■ Set problem
Pick out every line in the entries below that contains the string "codomain", and copy each one in full.

■ The records
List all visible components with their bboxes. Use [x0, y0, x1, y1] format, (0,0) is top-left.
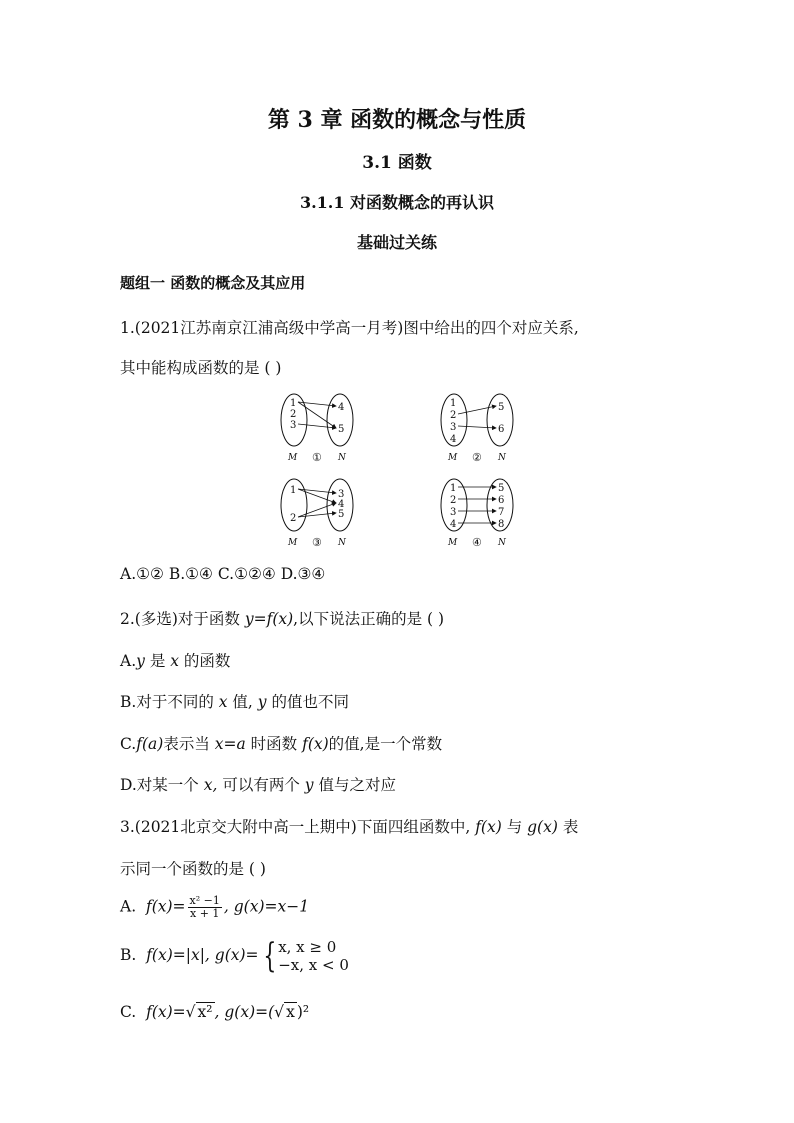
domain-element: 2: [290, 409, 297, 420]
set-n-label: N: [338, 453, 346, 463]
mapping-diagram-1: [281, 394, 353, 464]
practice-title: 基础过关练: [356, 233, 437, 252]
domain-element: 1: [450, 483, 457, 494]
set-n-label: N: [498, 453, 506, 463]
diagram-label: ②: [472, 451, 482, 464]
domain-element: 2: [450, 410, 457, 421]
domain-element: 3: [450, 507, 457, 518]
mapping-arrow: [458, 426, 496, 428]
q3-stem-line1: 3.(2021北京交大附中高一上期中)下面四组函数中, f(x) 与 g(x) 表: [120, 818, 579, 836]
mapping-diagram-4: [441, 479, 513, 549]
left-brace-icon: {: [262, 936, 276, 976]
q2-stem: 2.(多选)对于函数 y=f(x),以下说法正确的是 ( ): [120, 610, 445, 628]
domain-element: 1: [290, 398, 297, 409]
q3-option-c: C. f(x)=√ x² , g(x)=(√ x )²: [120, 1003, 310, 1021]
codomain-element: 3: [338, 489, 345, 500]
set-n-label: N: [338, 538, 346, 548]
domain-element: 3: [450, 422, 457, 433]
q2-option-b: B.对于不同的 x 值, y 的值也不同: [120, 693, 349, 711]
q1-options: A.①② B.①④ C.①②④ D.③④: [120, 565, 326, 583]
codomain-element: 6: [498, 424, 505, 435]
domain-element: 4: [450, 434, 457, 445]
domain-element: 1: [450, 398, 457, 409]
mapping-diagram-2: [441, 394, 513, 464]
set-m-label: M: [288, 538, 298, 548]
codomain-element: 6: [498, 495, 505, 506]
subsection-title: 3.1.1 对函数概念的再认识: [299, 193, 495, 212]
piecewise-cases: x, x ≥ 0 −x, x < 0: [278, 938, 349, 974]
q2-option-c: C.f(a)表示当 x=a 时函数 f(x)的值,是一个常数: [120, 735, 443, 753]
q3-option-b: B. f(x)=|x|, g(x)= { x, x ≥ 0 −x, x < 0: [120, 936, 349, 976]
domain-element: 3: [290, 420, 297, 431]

■ Written solution
codomain-element: 3: [338, 489, 345, 500]
codomain-element: 6: [498, 424, 505, 435]
codomain-element: 6: [498, 495, 505, 506]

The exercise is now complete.